--- start Input data ---

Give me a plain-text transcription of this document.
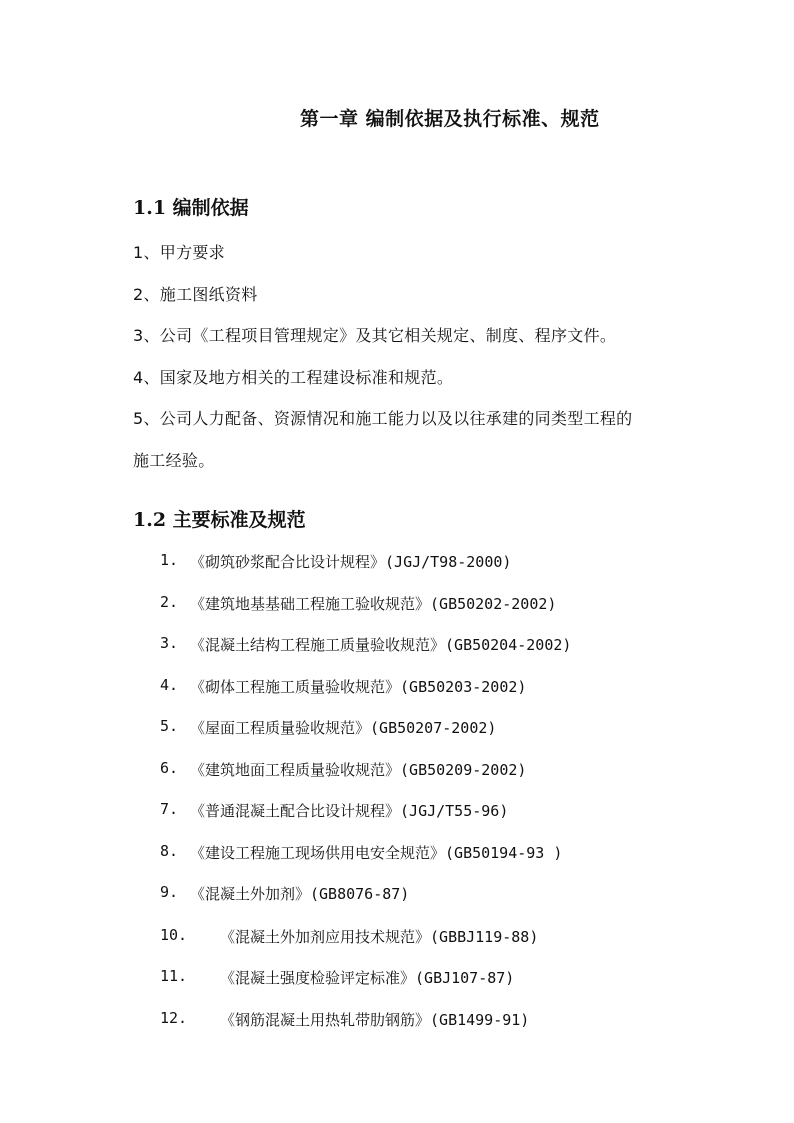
第一章 编制依据及执行标准、规范
1.1 编制依据
1、甲方要求
2、施工图纸资料
3、公司《工程项目管理规定》及其它相关规定、制度、程序文件。
4、国家及地方相关的工程建设标准和规范。
5、公司人力配备、资源情况和施工能力以及以往承建的同类型工程的
施工经验。
1.2 主要标准及规范
1. 《砌筑砂浆配合比设计规程》(JGJ/T98-2000)
2. 《建筑地基基础工程施工验收规范》(GB50202-2002)
3. 《混凝土结构工程施工质量验收规范》(GB50204-2002)
4. 《砌体工程施工质量验收规范》(GB50203-2002)
5. 《屋面工程质量验收规范》(GB50207-2002)
6. 《建筑地面工程质量验收规范》(GB50209-2002)
7. 《普通混凝土配合比设计规程》(JGJ/T55-96)
8. 《建设工程施工现场供用电安全规范》(GB50194-93 )
9. 《混凝土外加剂》(GB8076-87)
10. 《混凝土外加剂应用技术规范》(GBBJ119-88)
11. 《混凝土强度检验评定标准》(GBJ107-87)
12. 《钢筋混凝土用热轧带肋钢筋》(GB1499-91)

--- end Input data ---

» Job:
Please transcribe the material above exactly as written. Leave the pictures out.

» Solved exercise:
Give me a plain-text transcription of this document.
第一章 编制依据及执行标准、规范
1.1 编制依据
1、甲方要求
2、施工图纸资料
3、公司《工程项目管理规定》及其它相关规定、制度、程序文件。
4、国家及地方相关的工程建设标准和规范。
5、公司人力配备、资源情况和施工能力以及以往承建的同类型工程的
施工经验。
1.2 主要标准及规范
1. 《砌筑砂浆配合比设计规程》(JGJ/T98-2000)
2. 《建筑地基基础工程施工验收规范》(GB50202-2002)
3. 《混凝土结构工程施工质量验收规范》(GB50204-2002)
4. 《砌体工程施工质量验收规范》(GB50203-2002)
5. 《屋面工程质量验收规范》(GB50207-2002)
6. 《建筑地面工程质量验收规范》(GB50209-2002)
7. 《普通混凝土配合比设计规程》(JGJ/T55-96)
8. 《建设工程施工现场供用电安全规范》(GB50194-93 )
9. 《混凝土外加剂》(GB8076-87)
10. 《混凝土外加剂应用技术规范》(GBBJ119-88)
11. 《混凝土强度检验评定标准》(GBJ107-87)
12. 《钢筋混凝土用热轧带肋钢筋》(GB1499-91)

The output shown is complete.